OBJECTIVE:
Reproduce each of the following rows verbatim, omitting any pictures from your copy.

————

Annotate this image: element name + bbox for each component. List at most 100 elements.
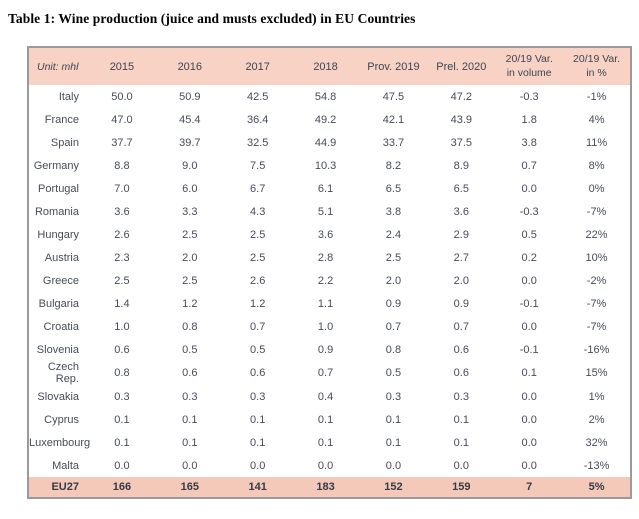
table-footer: EU27 166 165 141 183 152 159 7 5% — [28, 477, 631, 498]
country-cell: Czech Rep. — [47, 361, 79, 385]
value-cell: -16% — [583, 343, 610, 356]
value-cell: 1.1 — [317, 297, 334, 310]
value-cell: 0.1 — [114, 413, 130, 426]
value-cell: 0.1 — [182, 413, 198, 426]
unit-label: Unit: mhl — [28, 47, 88, 85]
value-cell: 8% — [588, 159, 605, 172]
country-cell: France — [44, 113, 79, 126]
value-cell: 0.9 — [317, 343, 334, 356]
column-header-2018: 2018 — [291, 47, 360, 85]
value-cell: 36.4 — [246, 113, 269, 126]
value-cell: 0.3 — [114, 390, 130, 403]
value-cell: 11% — [585, 136, 608, 149]
column-header-prel-2020: Prel. 2020 — [427, 47, 496, 85]
country-cell: Bulgaria — [38, 297, 79, 310]
value-cell: 0.0 — [453, 459, 469, 472]
value-cell: 47.0 — [111, 113, 133, 126]
value-cell: -13% — [583, 459, 610, 472]
value-cell: 2.2 — [317, 274, 334, 287]
value-cell: 0.0 — [385, 459, 402, 472]
column-header-var-volume: 20/19 Var. in volume — [495, 47, 564, 85]
table-row: Italy 50.0 50.9 42.5 54.8 47.5 47.2 -0.3… — [28, 85, 631, 108]
table-body: Italy 50.0 50.9 42.5 54.8 47.5 47.2 -0.3… — [28, 85, 631, 477]
table-row: Cyprus 0.1 0.1 0.1 0.1 0.1 0.1 0.0 2% — [28, 408, 631, 431]
table-row: Slovenia 0.6 0.5 0.5 0.9 0.8 0.6 -0.1 -1… — [28, 338, 631, 361]
value-cell: 10% — [585, 251, 608, 264]
value-cell: 0.8 — [114, 367, 130, 379]
value-cell: 0.1 — [453, 413, 469, 426]
total-value-cell: 165 — [155, 477, 224, 498]
value-cell: 7.0 — [114, 182, 130, 195]
value-cell: 0.7 — [250, 320, 266, 333]
total-value-cell: 5% — [563, 477, 631, 498]
value-cell: 22% — [585, 228, 608, 241]
value-cell: 0.6 — [453, 343, 469, 356]
value-cell: 50.9 — [179, 90, 201, 103]
value-cell: -0.3 — [519, 205, 539, 218]
total-value-cell: 159 — [427, 477, 496, 498]
value-cell: 0.1 — [114, 436, 130, 449]
value-cell: 2.3 — [114, 251, 130, 264]
table-row: Luxembourg 0.1 0.1 0.1 0.1 0.1 0.1 0.0 3… — [28, 431, 631, 454]
value-cell: 42.5 — [246, 90, 269, 103]
value-cell: 1.4 — [114, 297, 130, 310]
country-cell: Romania — [34, 205, 79, 218]
value-cell: 0.6 — [250, 367, 266, 379]
table-row: Croatia 1.0 0.8 0.7 1.0 0.7 0.7 0.0 -7% — [28, 315, 631, 338]
value-cell: 1.0 — [114, 320, 130, 333]
value-cell: 1% — [588, 390, 605, 403]
value-cell: 0.0 — [521, 182, 537, 195]
total-value-cell: 141 — [223, 477, 292, 498]
value-cell: 2.6 — [114, 228, 130, 241]
value-cell: 2.5 — [114, 274, 130, 287]
value-cell: 6.5 — [385, 182, 402, 195]
column-header-2016: 2016 — [155, 47, 224, 85]
value-cell: 33.7 — [382, 136, 405, 149]
value-cell: -0.1 — [519, 297, 539, 310]
country-cell: Hungary — [37, 228, 79, 241]
value-cell: 43.9 — [450, 113, 473, 126]
value-cell: 44.9 — [314, 136, 337, 149]
total-value-cell: 183 — [291, 477, 360, 498]
value-cell: 0.5 — [521, 228, 537, 241]
value-cell: 1.2 — [182, 297, 198, 310]
value-cell: 3.6 — [317, 228, 334, 241]
table-row: Portugal 7.0 6.0 6.7 6.1 6.5 6.5 0.0 0% — [28, 177, 631, 200]
value-cell: 47.2 — [450, 90, 473, 103]
value-cell: 15% — [585, 367, 608, 379]
value-cell: 4.3 — [250, 205, 266, 218]
table-row: Hungary 2.6 2.5 2.5 3.6 2.4 2.9 0.5 22% — [28, 223, 631, 246]
value-cell: 0% — [588, 182, 605, 195]
value-cell: 32% — [585, 436, 608, 449]
value-cell: 0.6 — [182, 367, 198, 379]
value-cell: 0.7 — [453, 320, 469, 333]
value-cell: 2.6 — [250, 274, 266, 287]
value-cell: 2.4 — [385, 228, 402, 241]
value-cell: 0.1 — [317, 413, 334, 426]
value-cell: 0.3 — [385, 390, 402, 403]
value-cell: 0.0 — [182, 459, 198, 472]
total-row: EU27 166 165 141 183 152 159 7 5% — [28, 477, 631, 498]
country-cell: Cyprus — [44, 413, 79, 426]
value-cell: 0.1 — [250, 436, 266, 449]
value-cell: 0.9 — [453, 297, 469, 310]
value-cell: -1% — [586, 90, 607, 103]
value-cell: 10.3 — [314, 159, 337, 172]
table-row: Bulgaria 1.4 1.2 1.2 1.1 0.9 0.9 -0.1 -7… — [28, 292, 631, 315]
value-cell: 45.4 — [179, 113, 201, 126]
country-cell: Portugal — [38, 182, 79, 195]
value-cell: -0.3 — [519, 90, 539, 103]
value-cell: 3.6 — [453, 205, 469, 218]
value-cell: 2.0 — [453, 274, 469, 287]
value-cell: 0.0 — [114, 459, 130, 472]
value-cell: 6.7 — [250, 182, 266, 195]
value-cell: 6.0 — [182, 182, 198, 195]
value-cell: 0.0 — [521, 390, 537, 403]
value-cell: 0.0 — [521, 413, 537, 426]
value-cell: 0.0 — [521, 436, 537, 449]
value-cell: 2.9 — [453, 228, 469, 241]
value-cell: 32.5 — [246, 136, 269, 149]
value-cell: 0.8 — [182, 320, 198, 333]
value-cell: 0.0 — [250, 459, 266, 472]
value-cell: 0.0 — [317, 459, 334, 472]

————

EXERCISE SOLUTION:
Annotate this image: element name + bbox for each component. List at most 100 elements.
table-footer: EU27 166 165 141 183 152 159 7 5% — [28, 477, 631, 498]
country-cell: Czech Rep. — [47, 361, 79, 385]
value-cell: -16% — [583, 343, 610, 356]
value-cell: 1.1 — [317, 297, 334, 310]
value-cell: 0.1 — [114, 413, 130, 426]
value-cell: 0.1 — [182, 413, 198, 426]
unit-label: Unit: mhl — [28, 47, 88, 85]
value-cell: 8% — [588, 159, 605, 172]
country-cell: France — [44, 113, 79, 126]
value-cell: 0.9 — [317, 343, 334, 356]
column-header-2018: 2018 — [291, 47, 360, 85]
value-cell: 36.4 — [246, 113, 269, 126]
value-cell: 0.3 — [114, 390, 130, 403]
value-cell: 11% — [585, 136, 608, 149]
column-header-prel-2020: Prel. 2020 — [427, 47, 496, 85]
country-cell: Bulgaria — [38, 297, 79, 310]
value-cell: 0.0 — [453, 459, 469, 472]
value-cell: 47.0 — [111, 113, 133, 126]
value-cell: -13% — [583, 459, 610, 472]
value-cell: 2.2 — [317, 274, 334, 287]
value-cell: 0.0 — [385, 459, 402, 472]
column-header-var-volume: 20/19 Var. in volume — [495, 47, 564, 85]
table-row: Italy 50.0 50.9 42.5 54.8 47.5 47.2 -0.3… — [28, 85, 631, 108]
table-body: Italy 50.0 50.9 42.5 54.8 47.5 47.2 -0.3… — [28, 85, 631, 477]
table-row: Cyprus 0.1 0.1 0.1 0.1 0.1 0.1 0.0 2% — [28, 408, 631, 431]
table-row: Slovenia 0.6 0.5 0.5 0.9 0.8 0.6 -0.1 -1… — [28, 338, 631, 361]
value-cell: 10% — [585, 251, 608, 264]
value-cell: 0.8 — [114, 367, 130, 379]
value-cell: 0.1 — [453, 413, 469, 426]
total-value-cell: 165 — [155, 477, 224, 498]
value-cell: 7.0 — [114, 182, 130, 195]
value-cell: 0.7 — [250, 320, 266, 333]
total-value-cell: 5% — [563, 477, 631, 498]
value-cell: 22% — [585, 228, 608, 241]
value-cell: 0.6 — [453, 343, 469, 356]
value-cell: 50.9 — [179, 90, 201, 103]
value-cell: -0.3 — [519, 205, 539, 218]
total-value-cell: 159 — [427, 477, 496, 498]
value-cell: 0.1 — [114, 436, 130, 449]
value-cell: 2.3 — [114, 251, 130, 264]
table-row: Luxembourg 0.1 0.1 0.1 0.1 0.1 0.1 0.0 3… — [28, 431, 631, 454]
value-cell: 42.5 — [246, 90, 269, 103]
value-cell: 1.4 — [114, 297, 130, 310]
country-cell: Romania — [34, 205, 79, 218]
value-cell: 0.6 — [250, 367, 266, 379]
table-row: Croatia 1.0 0.8 0.7 1.0 0.7 0.7 0.0 -7% — [28, 315, 631, 338]
value-cell: 1.0 — [114, 320, 130, 333]
value-cell: 1% — [588, 390, 605, 403]
value-cell: 0.0 — [521, 182, 537, 195]
total-value-cell: 141 — [223, 477, 292, 498]
value-cell: 2.6 — [114, 228, 130, 241]
value-cell: 2.5 — [114, 274, 130, 287]
value-cell: 6.5 — [385, 182, 402, 195]
column-header-2016: 2016 — [155, 47, 224, 85]
value-cell: 33.7 — [382, 136, 405, 149]
value-cell: -0.1 — [519, 297, 539, 310]
country-cell: Hungary — [37, 228, 79, 241]
value-cell: 43.9 — [450, 113, 473, 126]
value-cell: 44.9 — [314, 136, 337, 149]
total-value-cell: 183 — [291, 477, 360, 498]
value-cell: 0.5 — [521, 228, 537, 241]
value-cell: 1.2 — [182, 297, 198, 310]
value-cell: 3.6 — [317, 228, 334, 241]
table-row: Portugal 7.0 6.0 6.7 6.1 6.5 6.5 0.0 0% — [28, 177, 631, 200]
value-cell: 47.2 — [450, 90, 473, 103]
value-cell: 15% — [585, 367, 608, 379]
value-cell: 4.3 — [250, 205, 266, 218]
table-row: Hungary 2.6 2.5 2.5 3.6 2.4 2.9 0.5 22% — [28, 223, 631, 246]
value-cell: 0% — [588, 182, 605, 195]
value-cell: 32% — [585, 436, 608, 449]
value-cell: 0.6 — [182, 367, 198, 379]
value-cell: 0.7 — [453, 320, 469, 333]
value-cell: 2.6 — [250, 274, 266, 287]
value-cell: 2.4 — [385, 228, 402, 241]
value-cell: 0.1 — [317, 413, 334, 426]
value-cell: 0.3 — [385, 390, 402, 403]
value-cell: 0.0 — [182, 459, 198, 472]
total-row: EU27 166 165 141 183 152 159 7 5% — [28, 477, 631, 498]
country-cell: Cyprus — [44, 413, 79, 426]
value-cell: 0.1 — [250, 436, 266, 449]
value-cell: 0.9 — [453, 297, 469, 310]
value-cell: -1% — [586, 90, 607, 103]
value-cell: 10.3 — [314, 159, 337, 172]
table-row: Bulgaria 1.4 1.2 1.2 1.1 0.9 0.9 -0.1 -7… — [28, 292, 631, 315]
value-cell: 45.4 — [179, 113, 201, 126]
country-cell: Portugal — [38, 182, 79, 195]
value-cell: -0.3 — [519, 90, 539, 103]
value-cell: 3.6 — [453, 205, 469, 218]
value-cell: 2.0 — [453, 274, 469, 287]
value-cell: 0.0 — [114, 459, 130, 472]
value-cell: 6.7 — [250, 182, 266, 195]
value-cell: 6.0 — [182, 182, 198, 195]
value-cell: 0.0 — [521, 390, 537, 403]
value-cell: 0.0 — [521, 413, 537, 426]
value-cell: 0.0 — [521, 436, 537, 449]
value-cell: 2.9 — [453, 228, 469, 241]
value-cell: 32.5 — [246, 136, 269, 149]
value-cell: 0.8 — [182, 320, 198, 333]
value-cell: 0.0 — [250, 459, 266, 472]
value-cell: 0.0 — [317, 459, 334, 472]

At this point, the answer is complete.